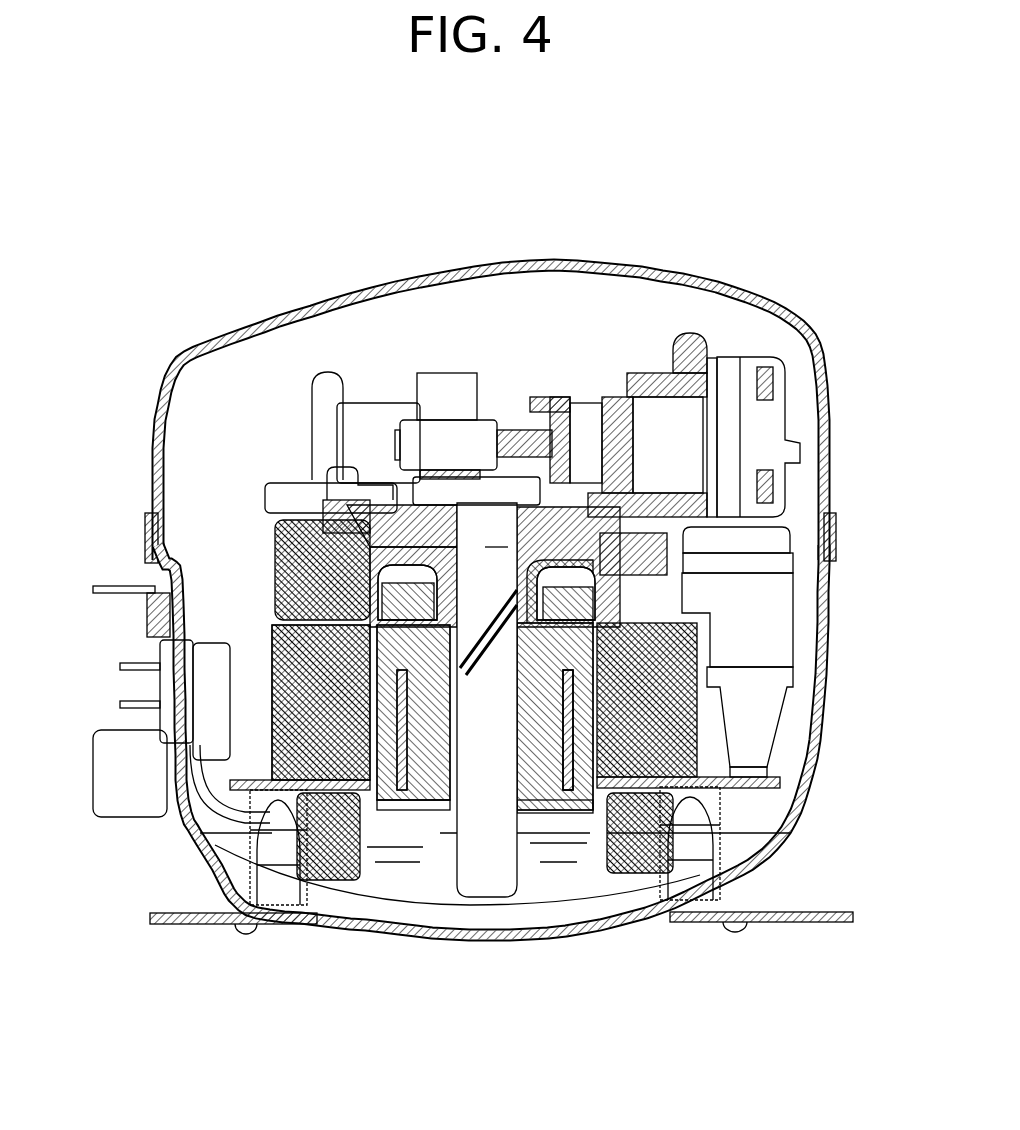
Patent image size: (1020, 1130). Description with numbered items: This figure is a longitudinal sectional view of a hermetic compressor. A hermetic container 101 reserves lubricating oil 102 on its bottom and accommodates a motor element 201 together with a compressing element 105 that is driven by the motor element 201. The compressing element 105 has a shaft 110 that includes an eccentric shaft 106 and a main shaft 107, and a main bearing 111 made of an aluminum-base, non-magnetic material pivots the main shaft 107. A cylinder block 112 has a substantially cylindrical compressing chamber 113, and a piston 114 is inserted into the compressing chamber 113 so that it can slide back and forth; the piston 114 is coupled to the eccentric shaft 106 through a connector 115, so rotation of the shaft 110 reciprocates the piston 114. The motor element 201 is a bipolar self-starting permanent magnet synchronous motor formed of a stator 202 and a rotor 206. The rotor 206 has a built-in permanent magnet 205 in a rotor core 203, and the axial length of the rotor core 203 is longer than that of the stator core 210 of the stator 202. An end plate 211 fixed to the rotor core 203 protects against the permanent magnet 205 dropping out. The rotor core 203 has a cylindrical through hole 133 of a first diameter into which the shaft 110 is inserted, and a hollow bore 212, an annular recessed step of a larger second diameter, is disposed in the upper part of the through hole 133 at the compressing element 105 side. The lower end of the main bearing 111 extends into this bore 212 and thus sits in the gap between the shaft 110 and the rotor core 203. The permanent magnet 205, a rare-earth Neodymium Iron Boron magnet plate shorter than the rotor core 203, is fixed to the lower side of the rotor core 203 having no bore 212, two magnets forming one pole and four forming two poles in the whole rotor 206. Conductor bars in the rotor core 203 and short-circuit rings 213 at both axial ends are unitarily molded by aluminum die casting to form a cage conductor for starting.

The hermetic container 101 is at (193, 355).
The lubricating oil 102 is at (375, 902).
The compressing element 105 is at (643, 370).
The eccentric shaft 106 is at (438, 403).
The main shaft 107 is at (680, 525).
The shaft 110 is at (535, 755).
The main bearing 111 is at (323, 497).
The cylinder block 112 is at (690, 337).
The compressing chamber 113 is at (715, 355).
The piston 114 is at (630, 452).
The connector 115 is at (520, 400).
The through hole 133 is at (483, 737).
The motor element 201 is at (272, 723).
The stator 202 is at (270, 627).
The rotor core 203 is at (720, 792).
The permanent magnet 205 is at (560, 692).
The rotor 206 is at (600, 655).
The stator core 210 is at (357, 693).
The end plate 211 is at (405, 800).
The hollow bore 212 is at (403, 620).
The short-circuit ring 213 is at (605, 770).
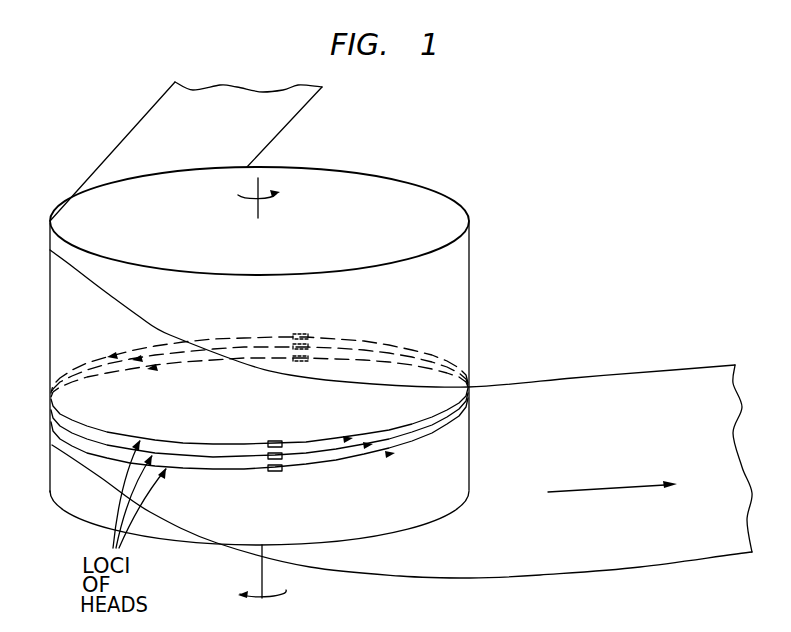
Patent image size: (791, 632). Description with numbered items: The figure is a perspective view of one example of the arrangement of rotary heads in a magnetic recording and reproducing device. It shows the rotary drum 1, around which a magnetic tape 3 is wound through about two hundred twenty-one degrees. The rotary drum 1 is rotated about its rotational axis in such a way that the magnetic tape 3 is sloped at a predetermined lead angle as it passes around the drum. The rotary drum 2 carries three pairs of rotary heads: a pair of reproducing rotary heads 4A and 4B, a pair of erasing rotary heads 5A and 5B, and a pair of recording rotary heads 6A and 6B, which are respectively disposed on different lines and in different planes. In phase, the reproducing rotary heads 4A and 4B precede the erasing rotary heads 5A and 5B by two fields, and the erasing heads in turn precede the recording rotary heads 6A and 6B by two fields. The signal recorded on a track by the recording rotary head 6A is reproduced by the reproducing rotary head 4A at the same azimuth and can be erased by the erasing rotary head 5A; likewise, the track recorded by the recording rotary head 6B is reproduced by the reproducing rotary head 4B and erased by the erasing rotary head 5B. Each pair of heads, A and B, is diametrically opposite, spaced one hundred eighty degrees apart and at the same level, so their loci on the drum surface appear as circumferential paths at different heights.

The rotary drum 1 is at (435, 212).
The rotary drum 2 is at (260, 572).
The magnetic tape 3 is at (587, 560).
The reproducing rotary head 4A is at (271, 440).
The erasing rotary head 5A is at (283, 456).
The recording rotary head 6A is at (282, 471).
The reproducing rotary head 4B is at (297, 333).
The erasing rotary head 5B is at (312, 346).
The recording rotary head 6B is at (294, 360).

----------------

= Stated goal =
Copy every line of the material above word for word, omitting the pictures.

= Result of this exercise =
Patent image size: (1020, 1130). Description with numbered items: This figure is a longitudinal sectional view of a hermetic compressor. A hermetic container 101 reserves lubricating oil 102 on its bottom and accommodates a motor element 201 together with a compressing element 105 that is driven by the motor element 201. The compressing element 105 has a shaft 110 that includes an eccentric shaft 106 and a main shaft 107, and a main bearing 111 made of an aluminum-base, non-magnetic material pivots the main shaft 107. A cylinder block 112 has a substantially cylindrical compressing chamber 113, and a piston 114 is inserted into the compressing chamber 113 so that it can slide back and forth; the piston 114 is coupled to the eccentric shaft 106 through a connector 115, so rotation of the shaft 110 reciprocates the piston 114. The motor element 201 is a bipolar self-starting permanent magnet synchronous motor formed of a stator 202 and a rotor 206. The rotor 206 has a built-in permanent magnet 205 in a rotor core 203, and the axial length of the rotor core 203 is longer than that of the stator core 210 of the stator 202. An end plate 211 fixed to the rotor core 203 protects against the permanent magnet 205 dropping out. The rotor core 203 has a cylindrical through hole 133 of a first diameter into which the shaft 110 is inserted, and a hollow bore 212, an annular recessed step of a larger second diameter, is disposed in the upper part of the through hole 133 at the compressing element 105 side. The lower end of the main bearing 111 extends into this bore 212 and thus sits in the gap between the shaft 110 and the rotor core 203. The permanent magnet 205, a rare-earth Neodymium Iron Boron magnet plate shorter than the rotor core 203, is fixed to the lower side of the rotor core 203 having no bore 212, two magnets forming one pole and four forming two poles in the whole rotor 206. Conductor bars in the rotor core 203 and short-circuit rings 213 at both axial ends are unitarily molded by aluminum die casting to form a cage conductor for starting.

The hermetic container 101 is at (193, 355).
The lubricating oil 102 is at (375, 902).
The compressing element 105 is at (643, 370).
The eccentric shaft 106 is at (438, 403).
The main shaft 107 is at (680, 525).
The shaft 110 is at (535, 755).
The main bearing 111 is at (323, 497).
The cylinder block 112 is at (690, 337).
The compressing chamber 113 is at (715, 355).
The piston 114 is at (630, 452).
The connector 115 is at (520, 400).
The through hole 133 is at (483, 737).
The motor element 201 is at (272, 723).
The stator 202 is at (270, 627).
The rotor core 203 is at (720, 792).
The permanent magnet 205 is at (560, 692).
The rotor 206 is at (600, 655).
The stator core 210 is at (357, 693).
The end plate 211 is at (405, 800).
The hollow bore 212 is at (403, 620).
The short-circuit ring 213 is at (605, 770).
Patent image size: (791, 632). Description with numbered items: The figure is a perspective view of one example of the arrangement of rotary heads in a magnetic recording and reproducing device. It shows the rotary drum 1, around which a magnetic tape 3 is wound through about two hundred twenty-one degrees. The rotary drum 1 is rotated about its rotational axis in such a way that the magnetic tape 3 is sloped at a predetermined lead angle as it passes around the drum. The rotary drum 2 carries three pairs of rotary heads: a pair of reproducing rotary heads 4A and 4B, a pair of erasing rotary heads 5A and 5B, and a pair of recording rotary heads 6A and 6B, which are respectively disposed on different lines and in different planes. In phase, the reproducing rotary heads 4A and 4B precede the erasing rotary heads 5A and 5B by two fields, and the erasing heads in turn precede the recording rotary heads 6A and 6B by two fields. The signal recorded on a track by the recording rotary head 6A is reproduced by the reproducing rotary head 4A at the same azimuth and can be erased by the erasing rotary head 5A; likewise, the track recorded by the recording rotary head 6B is reproduced by the reproducing rotary head 4B and erased by the erasing rotary head 5B. Each pair of heads, A and B, is diametrically opposite, spaced one hundred eighty degrees apart and at the same level, so their loci on the drum surface appear as circumferential paths at different heights.

The rotary drum 1 is at (435, 212).
The rotary drum 2 is at (260, 572).
The magnetic tape 3 is at (587, 560).
The reproducing rotary head 4A is at (271, 440).
The erasing rotary head 5A is at (283, 456).
The recording rotary head 6A is at (282, 471).
The reproducing rotary head 4B is at (297, 333).
The erasing rotary head 5B is at (312, 346).
The recording rotary head 6B is at (294, 360).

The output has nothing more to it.